Nous sommes en Andalousie à la fin du XVIe siècle. Pour trouver une solution au « problème morisque », plusieurs conseils sont convoqués en Espagne. Le 9 avril 1609, le duc de Lerma (Francisco Gómez de Sandoval), l’archevêque de Valence (Juan de Ribera), le vice-roi de Valence, le marquis de Caracena et le roi Philippe III finissent par signer un décret ordonnant l’expulsion des musulmans andalous vers l’Afrique du Nord.
Le déplacement de plusieurs centaines de milliers de Morisques vers les côtes espagnoles puis vers l’Afrique du Nord constituait un énorme défi logistique qui nécessitait la mobilisation d’une grande partie de l’armée et de la marine espagnoles. Il a fallu cinq années (entre 1609 et 1614) pour effectuer ce déplacement énorme qui fut pénible et impitoyable. Des dizaines de milliers d’Andalous meurent durant l’expulsion. Bien que de petites communautés morisques restaient encore présentes, les expulsions de 1609-1614 ont mis fin à une présence musulmane de 900 ans dans la péninsule ibérique.
UNE PURIFICATION ETHNIQUE ET RELIGIEUSE
En gardant à l’esprit qu’au début du XVIIe siècle, la population totale de l’Espagne était estimée à 7,5 millions d’habitants, l’expulsion des Morisques avait entraîné une grave pénurie de main-d’œuvre productive et de recettes fiscales. Dans le royaume de Valence, qui avait perdu un tiers de sa population, près de la moitié des villages ont été abandonnés en 1638. L’ordre d’expulsion massive des Morisques avait détruit les fondements mêmes de son économie. Une grande partie de la production agricole avait considérablement diminué, affaiblissant par-là fortement l’économie espagnole.
Il y a plusieurs estimations sur le nombre de Morisques qui sont morts sur le chemin de l’exil ou qui ont été tués lors des rébellions armées. En 1612 l’apologiste chrétien Pedro Aznar Cardona publie un traité dans lequel il justifie l’expulsion des musulmans. Il y déclare qu’entre septembre 1609 et juillet 1611, plus de 50 000 personnes ont été tuées après avoir résisté à leur expulsion et plus de 60 000 personnes seraient décédées lors du voyage vers l’étranger. Si ces chiffres sont exacts, environ 17 % de la population morisque d’Espagne est morte en deux ans.

(Consignes):
• A. Reformulez sous forme de liste le paragraphe de l'extrait sur l'expulsion des Morisques qui commence par « En gardant à l'esprit », en conservant ses faits essentiels.
• B. Selon l'extrait sur l'expulsion des Morisques, combien de temps a-t-il fallu pour mener à bien leur déplacement ?
• C. Poursuivez le texte sur l'expulsion des Morisques à partir de sa dernière phrase.

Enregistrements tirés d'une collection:
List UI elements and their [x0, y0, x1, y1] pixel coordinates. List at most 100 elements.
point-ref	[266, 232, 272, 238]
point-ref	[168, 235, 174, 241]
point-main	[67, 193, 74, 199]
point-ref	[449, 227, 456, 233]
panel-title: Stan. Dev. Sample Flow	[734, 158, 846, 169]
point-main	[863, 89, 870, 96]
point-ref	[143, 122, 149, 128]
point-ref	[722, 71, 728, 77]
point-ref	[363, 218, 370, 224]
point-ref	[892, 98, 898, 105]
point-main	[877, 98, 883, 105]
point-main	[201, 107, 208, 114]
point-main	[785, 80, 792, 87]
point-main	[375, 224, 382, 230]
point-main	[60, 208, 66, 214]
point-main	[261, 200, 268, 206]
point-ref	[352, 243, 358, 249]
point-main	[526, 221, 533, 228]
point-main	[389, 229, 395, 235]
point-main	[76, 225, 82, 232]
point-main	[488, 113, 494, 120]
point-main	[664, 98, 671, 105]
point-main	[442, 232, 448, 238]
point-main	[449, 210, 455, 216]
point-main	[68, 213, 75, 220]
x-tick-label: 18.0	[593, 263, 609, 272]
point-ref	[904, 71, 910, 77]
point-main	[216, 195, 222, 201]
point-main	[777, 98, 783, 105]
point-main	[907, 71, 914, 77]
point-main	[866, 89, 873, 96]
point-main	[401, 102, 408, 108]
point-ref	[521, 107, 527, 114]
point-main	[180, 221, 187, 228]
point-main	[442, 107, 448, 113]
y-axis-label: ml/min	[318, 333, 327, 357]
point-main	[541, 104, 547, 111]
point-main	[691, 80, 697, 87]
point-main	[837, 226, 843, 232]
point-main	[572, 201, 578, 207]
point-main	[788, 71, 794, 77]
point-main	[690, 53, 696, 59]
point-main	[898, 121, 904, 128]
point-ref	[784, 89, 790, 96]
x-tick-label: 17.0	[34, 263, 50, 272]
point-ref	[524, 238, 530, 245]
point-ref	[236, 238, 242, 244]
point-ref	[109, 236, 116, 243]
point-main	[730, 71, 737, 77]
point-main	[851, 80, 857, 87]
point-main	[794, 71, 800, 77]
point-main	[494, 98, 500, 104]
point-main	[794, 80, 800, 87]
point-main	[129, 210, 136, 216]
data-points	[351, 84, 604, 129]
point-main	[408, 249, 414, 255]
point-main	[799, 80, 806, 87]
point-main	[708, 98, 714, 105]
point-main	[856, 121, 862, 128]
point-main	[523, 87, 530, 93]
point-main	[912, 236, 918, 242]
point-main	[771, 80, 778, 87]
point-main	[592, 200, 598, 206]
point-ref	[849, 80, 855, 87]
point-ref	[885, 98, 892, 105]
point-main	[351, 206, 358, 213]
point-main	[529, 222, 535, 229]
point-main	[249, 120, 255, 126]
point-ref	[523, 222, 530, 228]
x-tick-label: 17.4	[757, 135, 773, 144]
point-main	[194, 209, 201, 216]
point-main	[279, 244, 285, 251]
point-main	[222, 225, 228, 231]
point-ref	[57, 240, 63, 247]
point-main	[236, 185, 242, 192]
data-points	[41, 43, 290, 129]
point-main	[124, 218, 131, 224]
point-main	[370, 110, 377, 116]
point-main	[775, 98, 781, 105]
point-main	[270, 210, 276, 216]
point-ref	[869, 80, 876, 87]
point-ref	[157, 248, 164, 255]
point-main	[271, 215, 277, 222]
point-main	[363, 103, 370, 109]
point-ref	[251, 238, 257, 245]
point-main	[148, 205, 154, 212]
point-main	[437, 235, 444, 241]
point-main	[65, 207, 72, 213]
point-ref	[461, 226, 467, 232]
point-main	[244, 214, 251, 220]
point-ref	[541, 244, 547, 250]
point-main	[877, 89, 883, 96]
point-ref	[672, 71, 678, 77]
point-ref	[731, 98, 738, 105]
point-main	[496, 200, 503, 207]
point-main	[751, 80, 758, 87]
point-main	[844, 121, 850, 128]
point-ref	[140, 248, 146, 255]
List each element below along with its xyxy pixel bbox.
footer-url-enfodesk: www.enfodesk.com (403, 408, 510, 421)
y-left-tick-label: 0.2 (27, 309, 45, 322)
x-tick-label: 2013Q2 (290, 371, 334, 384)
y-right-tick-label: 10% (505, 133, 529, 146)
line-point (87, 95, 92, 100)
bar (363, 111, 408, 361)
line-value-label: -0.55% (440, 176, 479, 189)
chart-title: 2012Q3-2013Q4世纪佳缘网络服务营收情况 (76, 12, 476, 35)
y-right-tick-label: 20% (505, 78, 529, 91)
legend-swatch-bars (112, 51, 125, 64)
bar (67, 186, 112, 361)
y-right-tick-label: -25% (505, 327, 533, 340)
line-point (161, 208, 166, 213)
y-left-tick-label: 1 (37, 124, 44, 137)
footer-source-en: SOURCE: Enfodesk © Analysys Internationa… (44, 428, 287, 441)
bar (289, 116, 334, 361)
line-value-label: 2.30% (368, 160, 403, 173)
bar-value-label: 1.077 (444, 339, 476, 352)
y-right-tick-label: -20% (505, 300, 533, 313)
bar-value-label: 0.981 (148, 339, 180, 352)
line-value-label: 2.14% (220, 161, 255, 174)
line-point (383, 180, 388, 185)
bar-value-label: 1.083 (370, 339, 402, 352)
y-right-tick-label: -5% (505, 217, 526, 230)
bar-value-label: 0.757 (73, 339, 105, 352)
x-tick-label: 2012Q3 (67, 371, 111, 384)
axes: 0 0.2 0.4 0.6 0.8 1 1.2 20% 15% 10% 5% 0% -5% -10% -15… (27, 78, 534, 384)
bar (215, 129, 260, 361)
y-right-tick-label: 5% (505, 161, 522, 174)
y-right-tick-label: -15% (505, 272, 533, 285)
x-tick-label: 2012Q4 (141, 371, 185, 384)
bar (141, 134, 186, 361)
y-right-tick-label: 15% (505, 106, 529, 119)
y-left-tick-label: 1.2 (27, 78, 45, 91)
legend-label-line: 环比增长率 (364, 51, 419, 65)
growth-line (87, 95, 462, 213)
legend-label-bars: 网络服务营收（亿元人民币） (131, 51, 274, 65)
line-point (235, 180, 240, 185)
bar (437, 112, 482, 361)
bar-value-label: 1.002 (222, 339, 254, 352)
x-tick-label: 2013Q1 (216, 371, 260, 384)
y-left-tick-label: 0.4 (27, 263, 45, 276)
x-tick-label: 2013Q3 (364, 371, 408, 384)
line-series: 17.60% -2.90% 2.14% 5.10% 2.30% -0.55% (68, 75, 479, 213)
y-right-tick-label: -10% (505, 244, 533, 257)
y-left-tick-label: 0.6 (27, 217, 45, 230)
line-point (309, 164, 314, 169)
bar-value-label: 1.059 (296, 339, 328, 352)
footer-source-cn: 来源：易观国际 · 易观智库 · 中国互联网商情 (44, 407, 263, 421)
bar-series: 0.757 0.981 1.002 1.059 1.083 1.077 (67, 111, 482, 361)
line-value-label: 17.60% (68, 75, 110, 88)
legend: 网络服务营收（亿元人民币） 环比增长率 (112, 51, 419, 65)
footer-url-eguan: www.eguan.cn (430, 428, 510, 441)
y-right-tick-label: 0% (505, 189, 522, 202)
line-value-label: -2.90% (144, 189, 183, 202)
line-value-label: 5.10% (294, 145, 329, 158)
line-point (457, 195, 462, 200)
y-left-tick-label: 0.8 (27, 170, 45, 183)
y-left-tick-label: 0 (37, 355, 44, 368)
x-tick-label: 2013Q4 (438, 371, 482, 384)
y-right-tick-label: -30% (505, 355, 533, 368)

(Réponses):
• A.
- Au début du XVIIe siècle, l'Espagne comptait environ 7,5 millions d'habitants.
- L'expulsion des Morisques a provoqué une grave pénurie de main-d'œuvre productive et de recettes fiscales.
- Le royaume de Valence a perdu un tiers de sa population, et près de la moitié de ses villages étaient abandonnés en 1638.
- Les fondements de son économie ont été détruits.
- La production agricole a fortement baissé, ce qui a beaucoup affaibli l'économie espagnole.

• B. Cinq années, entre 1609 et 1614.

• C.
Une autre estimation a été faite par l’historien américain Henry Charles Lea qui s’appuie sur de nombreuses sources contemporaines et qui avance des preuves combinées qui ne peuvent être prises à la légère. Il fixe le taux de mortalité durant l’expulsion entre 67 % et 75 %. Plusieurs érudits et historiens considèrent l’expulsion des musulmans andalous comme un exemple de purification ethnique et religieuse systématique.
UNE PROPAGANDE JUSTIFIANT L’EXPULSION
Le facteur démographique était certainement l’un des arguments décisifs qui a joué en faveur de l’expulsion prescrite par Juan de Ribera dans trois mémorandums à Philippe III en 1602. Il y avertit le roi que s’il n’intervenait pas rapidement, les chrétiens espagnols allaient bientôt être une minorité parmi les musulmans[1]C’est aussi un peu ce que vient de faire Hakim El Karoui avec son rapport sur « la fabrique de l’islamisme ».. Les Morisques « étaient tous mariés et avaient de grandes familles », tandis qu’un tiers ou un quart des chrétiens étaient célibataires dû à leur adhésion aux sacerdoces, monastères, couvents et ordres sacrés ou pour d’autres raisons. Beaucoup accomplissaient, par exemple, leur service militaire et mourraient ensuite au combat, tandis que d’autres partaient en Inde.
Les craintes de Ribera étaient motivées par un recensement de la population valencienne qu’il avait lui-même effectué durant la même année. Celui-ci indiquait que la population musulmane d’Andalousie avait augmenté d’un tiers. Outre les dimensions culturelles, religieuses et sécuritaires du « problème morisque », la menace démographique constituait donc une autre raison pour laquelle les autorités espagnoles se sentaient obligées de chasser les musulmans d’Ibérie.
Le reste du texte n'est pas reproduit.